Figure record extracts
━━━━━━━━━━

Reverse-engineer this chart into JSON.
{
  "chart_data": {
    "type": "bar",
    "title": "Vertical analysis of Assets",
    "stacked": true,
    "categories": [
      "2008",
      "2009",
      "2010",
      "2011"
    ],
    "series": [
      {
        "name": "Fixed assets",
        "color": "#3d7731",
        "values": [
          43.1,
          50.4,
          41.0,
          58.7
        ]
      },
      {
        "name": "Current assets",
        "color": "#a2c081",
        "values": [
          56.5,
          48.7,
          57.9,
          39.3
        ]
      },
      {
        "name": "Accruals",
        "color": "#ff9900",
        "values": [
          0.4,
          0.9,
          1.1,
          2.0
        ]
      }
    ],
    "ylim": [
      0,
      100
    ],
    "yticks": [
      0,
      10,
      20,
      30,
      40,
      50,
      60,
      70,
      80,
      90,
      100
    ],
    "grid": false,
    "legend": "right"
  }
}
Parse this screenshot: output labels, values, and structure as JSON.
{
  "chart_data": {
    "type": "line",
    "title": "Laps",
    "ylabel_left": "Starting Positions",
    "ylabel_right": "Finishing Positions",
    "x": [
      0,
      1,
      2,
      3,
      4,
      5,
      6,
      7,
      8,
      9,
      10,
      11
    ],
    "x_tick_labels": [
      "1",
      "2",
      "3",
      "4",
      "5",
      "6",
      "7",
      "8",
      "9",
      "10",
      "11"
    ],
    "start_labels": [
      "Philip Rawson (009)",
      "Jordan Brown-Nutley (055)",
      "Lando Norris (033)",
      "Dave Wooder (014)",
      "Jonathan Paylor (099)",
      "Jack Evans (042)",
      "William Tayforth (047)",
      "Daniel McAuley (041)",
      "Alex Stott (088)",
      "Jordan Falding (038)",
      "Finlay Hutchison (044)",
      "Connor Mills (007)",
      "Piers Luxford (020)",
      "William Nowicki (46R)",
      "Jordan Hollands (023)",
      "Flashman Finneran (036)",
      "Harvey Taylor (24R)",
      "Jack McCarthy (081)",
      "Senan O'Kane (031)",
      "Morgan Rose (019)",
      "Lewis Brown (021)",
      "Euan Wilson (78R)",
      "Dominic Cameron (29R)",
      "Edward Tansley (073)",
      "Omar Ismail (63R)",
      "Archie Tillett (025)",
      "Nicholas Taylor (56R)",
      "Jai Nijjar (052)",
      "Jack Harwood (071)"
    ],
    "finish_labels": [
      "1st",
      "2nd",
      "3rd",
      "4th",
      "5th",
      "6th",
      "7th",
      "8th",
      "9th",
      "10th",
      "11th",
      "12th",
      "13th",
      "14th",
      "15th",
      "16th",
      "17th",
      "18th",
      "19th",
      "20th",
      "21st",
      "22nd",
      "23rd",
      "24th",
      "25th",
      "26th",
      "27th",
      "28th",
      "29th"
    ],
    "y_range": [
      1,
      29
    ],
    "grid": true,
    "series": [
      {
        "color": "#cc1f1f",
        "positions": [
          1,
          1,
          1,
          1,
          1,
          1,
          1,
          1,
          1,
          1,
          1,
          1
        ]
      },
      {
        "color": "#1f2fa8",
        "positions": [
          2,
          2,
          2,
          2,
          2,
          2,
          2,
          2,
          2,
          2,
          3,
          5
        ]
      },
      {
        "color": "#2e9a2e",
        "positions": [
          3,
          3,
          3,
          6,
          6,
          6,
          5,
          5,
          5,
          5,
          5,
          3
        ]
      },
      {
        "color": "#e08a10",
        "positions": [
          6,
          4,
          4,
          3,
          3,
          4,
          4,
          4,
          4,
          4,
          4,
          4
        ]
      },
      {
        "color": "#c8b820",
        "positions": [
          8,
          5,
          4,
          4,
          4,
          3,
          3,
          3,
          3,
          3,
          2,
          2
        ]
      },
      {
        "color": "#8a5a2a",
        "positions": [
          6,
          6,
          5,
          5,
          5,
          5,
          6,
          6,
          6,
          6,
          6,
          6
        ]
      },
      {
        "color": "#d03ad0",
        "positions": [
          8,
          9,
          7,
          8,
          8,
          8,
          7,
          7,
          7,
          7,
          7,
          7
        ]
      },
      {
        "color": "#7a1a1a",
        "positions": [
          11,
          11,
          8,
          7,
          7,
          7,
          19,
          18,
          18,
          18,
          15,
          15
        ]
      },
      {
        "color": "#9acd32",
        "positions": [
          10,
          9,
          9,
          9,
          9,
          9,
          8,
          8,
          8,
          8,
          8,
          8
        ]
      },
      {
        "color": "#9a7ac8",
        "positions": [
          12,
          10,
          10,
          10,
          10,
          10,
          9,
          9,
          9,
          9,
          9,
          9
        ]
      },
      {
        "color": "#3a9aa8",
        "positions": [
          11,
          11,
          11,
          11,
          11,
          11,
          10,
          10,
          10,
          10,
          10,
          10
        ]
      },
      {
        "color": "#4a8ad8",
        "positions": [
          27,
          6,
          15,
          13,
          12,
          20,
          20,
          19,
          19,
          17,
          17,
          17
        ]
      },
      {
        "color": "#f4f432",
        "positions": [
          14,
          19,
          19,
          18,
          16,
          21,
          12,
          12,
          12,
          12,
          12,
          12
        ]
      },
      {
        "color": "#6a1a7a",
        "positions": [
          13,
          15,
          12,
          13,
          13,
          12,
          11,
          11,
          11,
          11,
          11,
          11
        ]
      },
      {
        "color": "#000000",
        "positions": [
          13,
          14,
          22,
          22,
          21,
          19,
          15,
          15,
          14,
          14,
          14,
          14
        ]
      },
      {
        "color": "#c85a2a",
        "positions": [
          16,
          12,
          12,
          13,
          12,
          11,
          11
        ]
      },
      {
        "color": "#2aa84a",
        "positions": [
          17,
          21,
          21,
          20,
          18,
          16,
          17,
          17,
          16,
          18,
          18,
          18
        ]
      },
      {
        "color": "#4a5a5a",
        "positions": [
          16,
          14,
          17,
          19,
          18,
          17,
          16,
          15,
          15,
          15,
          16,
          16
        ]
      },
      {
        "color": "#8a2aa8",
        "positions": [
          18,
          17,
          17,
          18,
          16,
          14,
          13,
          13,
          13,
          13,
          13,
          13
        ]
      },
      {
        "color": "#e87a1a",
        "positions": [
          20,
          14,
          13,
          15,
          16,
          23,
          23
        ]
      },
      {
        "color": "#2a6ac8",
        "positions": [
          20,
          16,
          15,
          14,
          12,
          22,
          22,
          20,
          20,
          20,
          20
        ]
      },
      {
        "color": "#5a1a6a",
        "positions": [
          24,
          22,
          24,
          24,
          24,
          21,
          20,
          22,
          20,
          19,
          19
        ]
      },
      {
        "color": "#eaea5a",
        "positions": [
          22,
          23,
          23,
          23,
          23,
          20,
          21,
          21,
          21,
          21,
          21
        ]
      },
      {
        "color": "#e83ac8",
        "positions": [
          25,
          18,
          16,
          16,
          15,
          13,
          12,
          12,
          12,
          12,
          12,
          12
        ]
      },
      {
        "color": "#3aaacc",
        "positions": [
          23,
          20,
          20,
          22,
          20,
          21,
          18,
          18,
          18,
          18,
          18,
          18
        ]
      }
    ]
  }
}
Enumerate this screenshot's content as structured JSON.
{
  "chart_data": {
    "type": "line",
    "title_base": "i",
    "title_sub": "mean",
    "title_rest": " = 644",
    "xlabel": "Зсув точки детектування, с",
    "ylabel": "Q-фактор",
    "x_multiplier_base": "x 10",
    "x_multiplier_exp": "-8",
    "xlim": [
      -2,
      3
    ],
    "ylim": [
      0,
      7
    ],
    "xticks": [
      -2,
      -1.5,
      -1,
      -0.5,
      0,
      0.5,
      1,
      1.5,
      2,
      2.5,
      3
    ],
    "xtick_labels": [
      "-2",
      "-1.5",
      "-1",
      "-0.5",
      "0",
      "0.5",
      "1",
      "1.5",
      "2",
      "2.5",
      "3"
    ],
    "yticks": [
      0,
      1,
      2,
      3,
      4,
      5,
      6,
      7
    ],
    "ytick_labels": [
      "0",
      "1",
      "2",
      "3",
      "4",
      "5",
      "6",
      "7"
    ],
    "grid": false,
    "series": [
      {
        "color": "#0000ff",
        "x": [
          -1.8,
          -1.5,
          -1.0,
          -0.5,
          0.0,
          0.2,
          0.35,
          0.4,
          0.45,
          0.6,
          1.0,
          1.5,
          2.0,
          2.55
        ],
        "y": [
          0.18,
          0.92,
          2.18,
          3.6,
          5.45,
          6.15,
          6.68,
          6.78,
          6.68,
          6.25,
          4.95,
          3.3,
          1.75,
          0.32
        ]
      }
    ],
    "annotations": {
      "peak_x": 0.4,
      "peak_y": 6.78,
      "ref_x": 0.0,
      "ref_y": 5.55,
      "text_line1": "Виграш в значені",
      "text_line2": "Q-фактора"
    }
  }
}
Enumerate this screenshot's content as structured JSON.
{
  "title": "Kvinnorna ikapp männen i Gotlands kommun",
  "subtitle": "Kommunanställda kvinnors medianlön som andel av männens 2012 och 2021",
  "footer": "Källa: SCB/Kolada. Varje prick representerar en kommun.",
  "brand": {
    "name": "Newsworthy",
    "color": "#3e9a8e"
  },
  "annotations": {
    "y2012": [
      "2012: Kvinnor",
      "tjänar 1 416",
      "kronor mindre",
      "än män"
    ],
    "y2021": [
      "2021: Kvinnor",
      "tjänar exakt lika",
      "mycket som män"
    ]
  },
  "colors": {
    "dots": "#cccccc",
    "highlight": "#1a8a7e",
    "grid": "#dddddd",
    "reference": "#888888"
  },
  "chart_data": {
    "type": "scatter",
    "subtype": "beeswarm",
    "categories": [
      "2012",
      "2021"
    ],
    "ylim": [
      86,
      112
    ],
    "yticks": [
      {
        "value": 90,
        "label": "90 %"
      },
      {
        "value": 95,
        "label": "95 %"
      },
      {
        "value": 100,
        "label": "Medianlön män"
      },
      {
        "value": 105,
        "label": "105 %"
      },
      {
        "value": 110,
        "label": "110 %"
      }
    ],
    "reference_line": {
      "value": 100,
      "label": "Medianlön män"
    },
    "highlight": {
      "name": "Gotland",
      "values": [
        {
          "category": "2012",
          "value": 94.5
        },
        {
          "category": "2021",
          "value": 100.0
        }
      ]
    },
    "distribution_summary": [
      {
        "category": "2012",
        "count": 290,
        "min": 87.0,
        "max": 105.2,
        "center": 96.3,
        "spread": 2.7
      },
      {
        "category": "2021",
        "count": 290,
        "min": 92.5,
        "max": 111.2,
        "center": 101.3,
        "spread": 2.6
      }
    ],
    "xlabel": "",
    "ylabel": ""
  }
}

━━━━━━━━━━

*Task goal*: Considering only the records above, state the number of lines that include the word "JSON", with nothing added.

*Response*: 4